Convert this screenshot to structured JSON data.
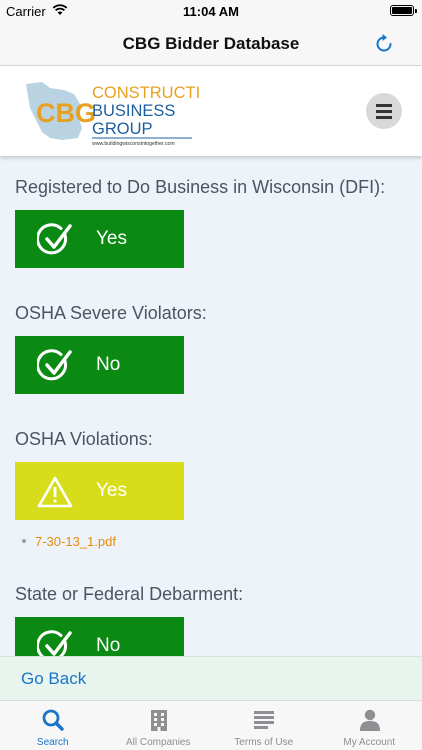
{
  "status_bar": {
    "carrier": "Carrier",
    "time": "11:04 AM"
  },
  "nav": {
    "title": "CBG Bidder Database",
    "refresh_icon": "refresh-icon"
  },
  "header": {
    "logo": {
      "initials": "CBG",
      "line1": "CONSTRUCTION",
      "line2": "BUSINESS",
      "line3": "GROUP",
      "url": "www.buildingwisconsintogether.com"
    },
    "menu_icon": "hamburger-menu-icon"
  },
  "sections": [
    {
      "label": "Registered to Do Business in Wisconsin (DFI):",
      "value": "Yes",
      "status": "ok"
    },
    {
      "label": "OSHA Severe Violators:",
      "value": "No",
      "status": "ok"
    },
    {
      "label": "OSHA Violations:",
      "value": "Yes",
      "status": "warning",
      "attachments": [
        "7-30-13_1.pdf"
      ]
    },
    {
      "label": "State or Federal Debarment:",
      "value": "No",
      "status": "ok"
    }
  ],
  "go_back": {
    "label": "Go Back"
  },
  "tabs": [
    {
      "label": "Search",
      "icon": "search-icon",
      "active": true
    },
    {
      "label": "All Companies",
      "icon": "building-icon",
      "active": false
    },
    {
      "label": "Terms of Use",
      "icon": "document-lines-icon",
      "active": false
    },
    {
      "label": "My Account",
      "icon": "person-icon",
      "active": false
    }
  ],
  "colors": {
    "status_green": "#0b8a13",
    "status_yellow": "#d8dd1b",
    "accent_blue": "#1a74c9",
    "link_orange": "#e58b10",
    "logo_orange": "#e8a020",
    "logo_blue": "#1c5f9e",
    "page_background": "#eef3f9"
  }
}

——————————

### [Task instructions]
Each line above that includes "OSHA" should be shown.

### [Task output]
      "label": "OSHA Severe Violators:",
      "label": "OSHA Violations:",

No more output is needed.